--- PROBLEM DESCRIPTION ---
Drop every picture, then transcribe the remaining data exactly.

-*-

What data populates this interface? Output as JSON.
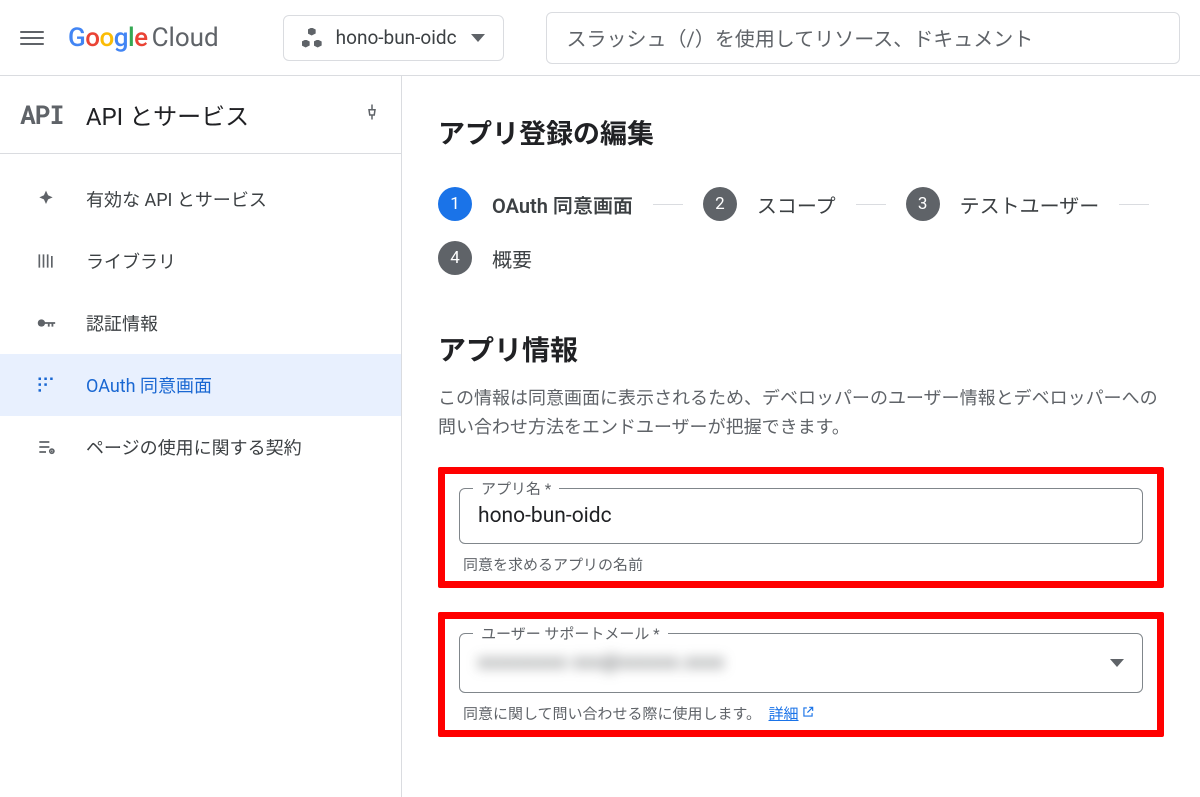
{
  "header": {
    "brand_cloud": "Cloud",
    "project_name": "hono-bun-oidc",
    "search_placeholder": "スラッシュ（/）を使用してリソース、ドキュメント"
  },
  "sidebar": {
    "api_logo": "API",
    "title": "API とサービス",
    "items": [
      {
        "label": "有効な API とサービス",
        "icon": "enabled-apis-icon",
        "active": false
      },
      {
        "label": "ライブラリ",
        "icon": "library-icon",
        "active": false
      },
      {
        "label": "認証情報",
        "icon": "credentials-icon",
        "active": false
      },
      {
        "label": "OAuth 同意画面",
        "icon": "oauth-consent-icon",
        "active": true
      },
      {
        "label": "ページの使用に関する契約",
        "icon": "page-usage-icon",
        "active": false
      }
    ]
  },
  "main": {
    "page_title": "アプリ登録の編集",
    "steps": [
      {
        "num": "1",
        "label": "OAuth 同意画面",
        "active": true
      },
      {
        "num": "2",
        "label": "スコープ",
        "active": false
      },
      {
        "num": "3",
        "label": "テストユーザー",
        "active": false
      },
      {
        "num": "4",
        "label": "概要",
        "active": false
      }
    ],
    "app_info": {
      "section_title": "アプリ情報",
      "section_desc": "この情報は同意画面に表示されるため、デベロッパーのユーザー情報とデベロッパーへの問い合わせ方法をエンドユーザーが把握できます。",
      "app_name_label": "アプリ名 *",
      "app_name_value": "hono-bun-oidc",
      "app_name_helper": "同意を求めるアプリの名前",
      "support_email_label": "ユーザー サポートメール *",
      "support_email_value": "xxxxxxxxx xxx@xxxxxx.xxxx",
      "support_email_helper": "同意に関して問い合わせる際に使用します。",
      "learn_more": "詳細"
    }
  }
}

-*-

--- TASK RESULT ---
What data populates this interface? Output as JSON.
{
  "header": {
    "brand_cloud": "Cloud",
    "project_name": "hono-bun-oidc",
    "search_placeholder": "スラッシュ（/）を使用してリソース、ドキュメント"
  },
  "sidebar": {
    "api_logo": "API",
    "title": "API とサービス",
    "items": [
      {
        "label": "有効な API とサービス",
        "icon": "enabled-apis-icon",
        "active": false
      },
      {
        "label": "ライブラリ",
        "icon": "library-icon",
        "active": false
      },
      {
        "label": "認証情報",
        "icon": "credentials-icon",
        "active": false
      },
      {
        "label": "OAuth 同意画面",
        "icon": "oauth-consent-icon",
        "active": true
      },
      {
        "label": "ページの使用に関する契約",
        "icon": "page-usage-icon",
        "active": false
      }
    ]
  },
  "main": {
    "page_title": "アプリ登録の編集",
    "steps": [
      {
        "num": "1",
        "label": "OAuth 同意画面",
        "active": true
      },
      {
        "num": "2",
        "label": "スコープ",
        "active": false
      },
      {
        "num": "3",
        "label": "テストユーザー",
        "active": false
      },
      {
        "num": "4",
        "label": "概要",
        "active": false
      }
    ],
    "app_info": {
      "section_title": "アプリ情報",
      "section_desc": "この情報は同意画面に表示されるため、デベロッパーのユーザー情報とデベロッパーへの問い合わせ方法をエンドユーザーが把握できます。",
      "app_name_label": "アプリ名 *",
      "app_name_value": "hono-bun-oidc",
      "app_name_helper": "同意を求めるアプリの名前",
      "support_email_label": "ユーザー サポートメール *",
      "support_email_value": "xxxxxxxxx xxx@xxxxxx.xxxx",
      "support_email_helper": "同意に関して問い合わせる際に使用します。",
      "learn_more": "詳細"
    }
  }
}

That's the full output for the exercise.